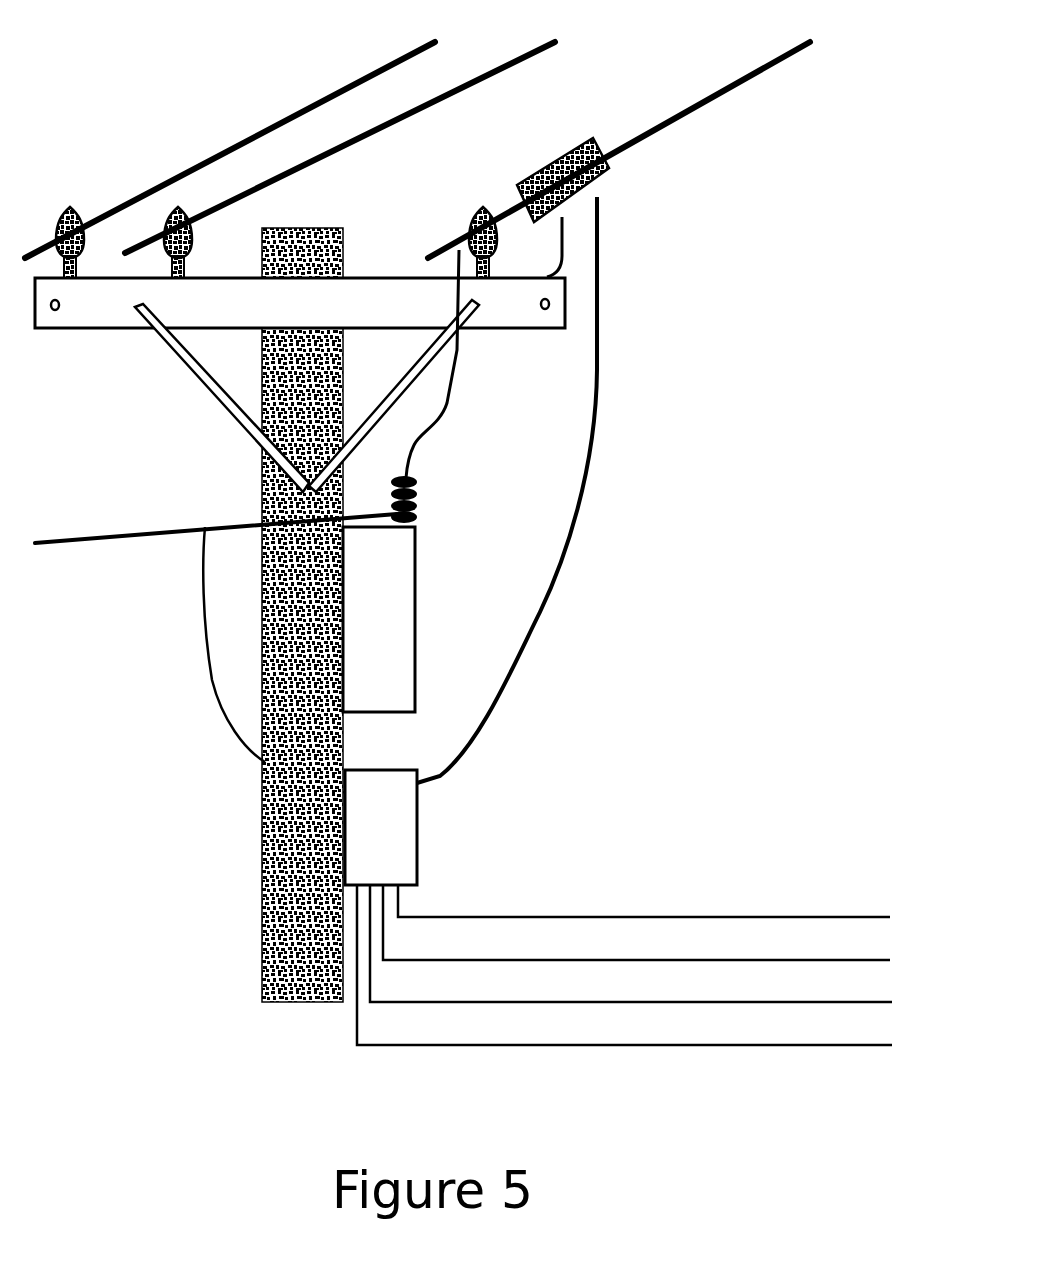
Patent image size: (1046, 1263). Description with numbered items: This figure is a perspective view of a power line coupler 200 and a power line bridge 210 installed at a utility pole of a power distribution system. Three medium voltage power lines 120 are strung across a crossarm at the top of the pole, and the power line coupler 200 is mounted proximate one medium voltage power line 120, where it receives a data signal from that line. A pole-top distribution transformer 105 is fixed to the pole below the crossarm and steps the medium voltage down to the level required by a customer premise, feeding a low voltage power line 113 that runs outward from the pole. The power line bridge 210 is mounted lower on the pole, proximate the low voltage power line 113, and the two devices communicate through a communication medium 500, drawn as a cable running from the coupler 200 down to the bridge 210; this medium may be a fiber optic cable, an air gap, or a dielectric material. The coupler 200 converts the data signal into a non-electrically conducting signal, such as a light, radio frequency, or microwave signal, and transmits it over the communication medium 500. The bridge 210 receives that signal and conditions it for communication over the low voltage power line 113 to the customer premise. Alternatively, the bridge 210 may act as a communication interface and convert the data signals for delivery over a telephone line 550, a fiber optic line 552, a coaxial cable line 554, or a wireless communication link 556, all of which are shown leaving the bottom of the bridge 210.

The medium voltage power line 120 is at (655, 128).
The power line coupler 200 is at (622, 182).
The communication medium 500 is at (593, 443).
The low voltage power line 113 is at (180, 530).
The distribution transformer 105 is at (418, 583).
The power line bridge 210 is at (428, 817).
The telephone line 550 is at (644, 901).
The fiber optic line 552 is at (636, 922).
The coaxial cable line 554 is at (631, 943).
The wireless communication link 556 is at (631, 965).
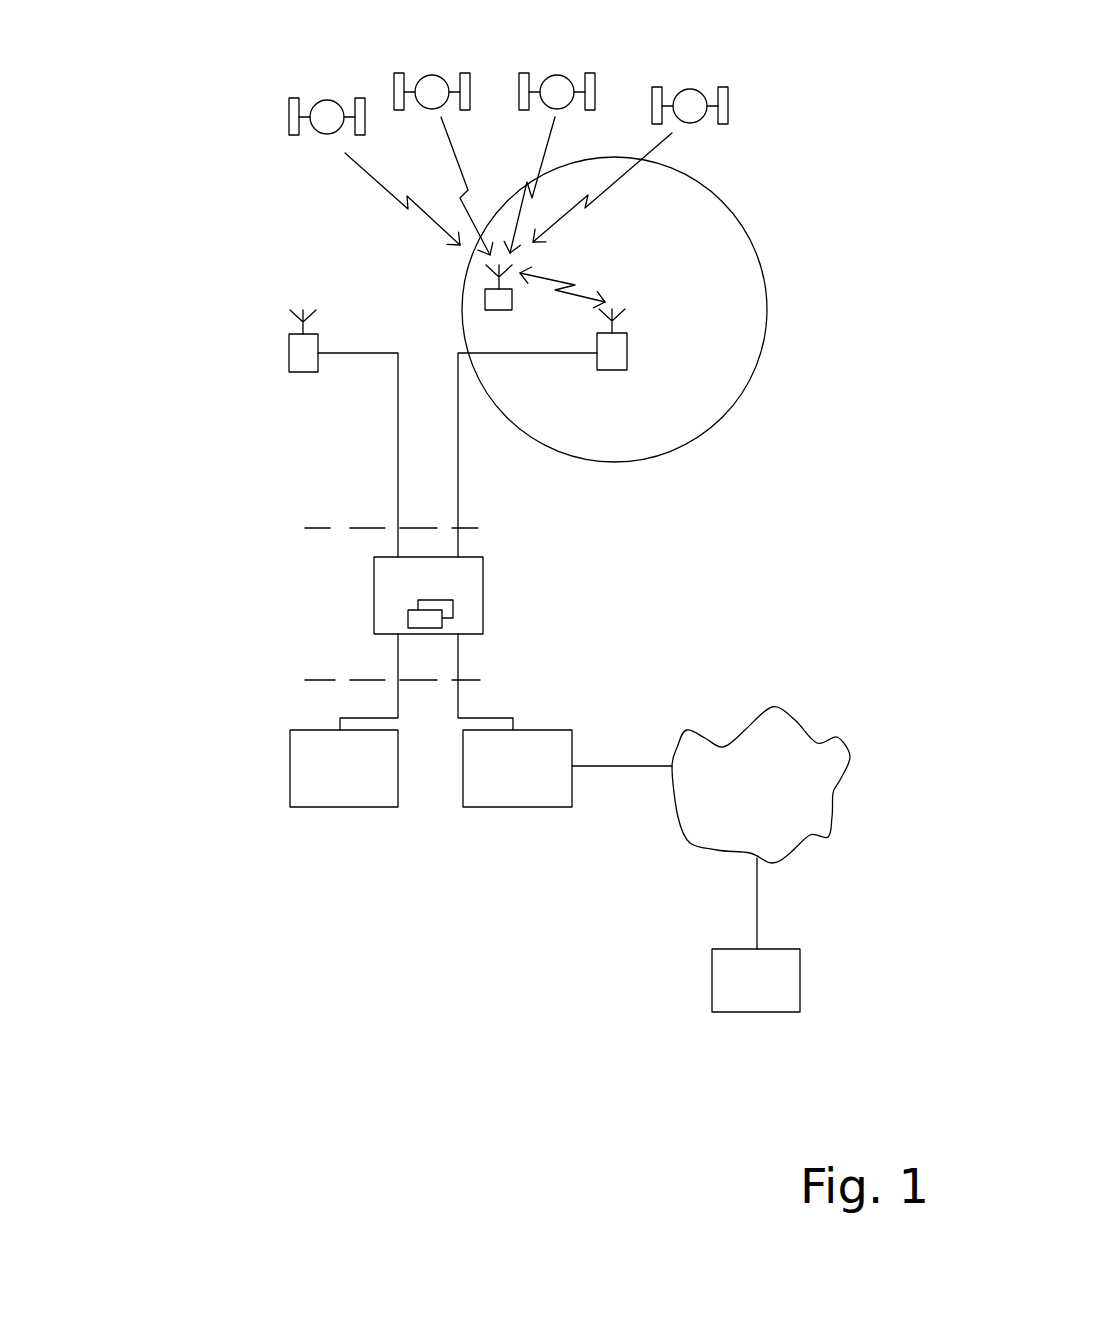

Task statement:
Please count the lines in the records above that contain the word "fiber", and give only the number.

The result:
2